### JOB
Write out the material below again, unchanged.

※ ※ ※

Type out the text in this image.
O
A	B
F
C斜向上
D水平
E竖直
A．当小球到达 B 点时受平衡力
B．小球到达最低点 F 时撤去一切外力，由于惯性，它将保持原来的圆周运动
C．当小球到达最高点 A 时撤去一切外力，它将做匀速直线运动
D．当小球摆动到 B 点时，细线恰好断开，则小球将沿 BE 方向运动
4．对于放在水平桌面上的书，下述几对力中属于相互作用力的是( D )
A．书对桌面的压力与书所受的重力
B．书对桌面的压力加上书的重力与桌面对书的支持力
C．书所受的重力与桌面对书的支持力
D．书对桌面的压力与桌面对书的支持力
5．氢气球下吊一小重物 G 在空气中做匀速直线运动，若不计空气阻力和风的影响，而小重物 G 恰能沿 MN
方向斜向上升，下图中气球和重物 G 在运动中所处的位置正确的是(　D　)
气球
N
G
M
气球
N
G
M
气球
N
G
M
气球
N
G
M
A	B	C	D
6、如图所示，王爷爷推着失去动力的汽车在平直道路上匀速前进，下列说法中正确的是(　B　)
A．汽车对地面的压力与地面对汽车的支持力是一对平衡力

※ ※ ※

### EXERCISE RESULT
Type out the text in this image.
O
A	B
F
C斜向上
D水平
E竖直
A．当小球到达 B 点时受平衡力
B．小球到达最低点 F 时撤去一切外力，由于惯性，它将保持原来的圆周运动
C．当小球到达最高点 A 时撤去一切外力，它将做匀速直线运动
D．当小球摆动到 B 点时，细线恰好断开，则小球将沿 BE 方向运动
4．对于放在水平桌面上的书，下述几对力中属于相互作用力的是( D )
A．书对桌面的压力与书所受的重力
B．书对桌面的压力加上书的重力与桌面对书的支持力
C．书所受的重力与桌面对书的支持力
D．书对桌面的压力与桌面对书的支持力
5．氢气球下吊一小重物 G 在空气中做匀速直线运动，若不计空气阻力和风的影响，而小重物 G 恰能沿 MN
方向斜向上升，下图中气球和重物 G 在运动中所处的位置正确的是(　D　)
气球
N
G
M
气球
N
G
M
气球
N
G
M
气球
N
G
M
A	B	C	D
6、如图所示，王爷爷推着失去动力的汽车在平直道路上匀速前进，下列说法中正确的是(　B　)
A．汽车对地面的压力与地面对汽车的支持力是一对平衡力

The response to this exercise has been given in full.